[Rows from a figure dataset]
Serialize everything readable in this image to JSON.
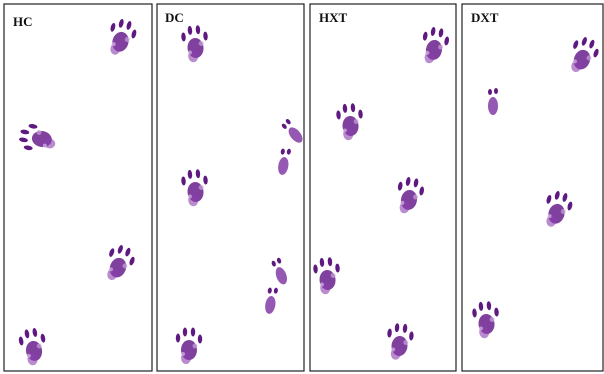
{
  "panels": [
    {
      "label": "HC"
    },
    {
      "label": "DC"
    },
    {
      "label": "HXT"
    },
    {
      "label": "DXT"
    }
  ]
}
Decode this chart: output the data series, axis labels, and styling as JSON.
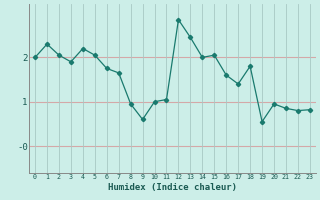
{
  "x": [
    0,
    1,
    2,
    3,
    4,
    5,
    6,
    7,
    8,
    9,
    10,
    11,
    12,
    13,
    14,
    15,
    16,
    17,
    18,
    19,
    20,
    21,
    22,
    23
  ],
  "y": [
    2.0,
    2.3,
    2.05,
    1.9,
    2.2,
    2.05,
    1.75,
    1.65,
    0.95,
    0.6,
    1.0,
    1.05,
    2.85,
    2.45,
    2.0,
    2.05,
    1.6,
    1.4,
    1.8,
    0.55,
    0.95,
    0.85,
    0.8,
    0.82
  ],
  "xlabel": "Humidex (Indice chaleur)",
  "line_color": "#1a7a6e",
  "marker_color": "#1a7a6e",
  "bg_color": "#cceee8",
  "hgrid_color": "#d4a8a8",
  "vgrid_color": "#a8c8c4",
  "ylim": [
    -0.6,
    3.2
  ],
  "xlim": [
    -0.5,
    23.5
  ],
  "yticks": [
    0,
    1,
    2
  ],
  "ytick_labels": [
    "-0",
    "1",
    "2"
  ]
}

YOUR INSTRUCTIONS.
Look for lines containing the string "JSON" and copy them all.

EXERCISE RESPONSE.
Serialize everything readable in this image to JSON.
Decode this chart: output the data series, axis labels, and styling as JSON.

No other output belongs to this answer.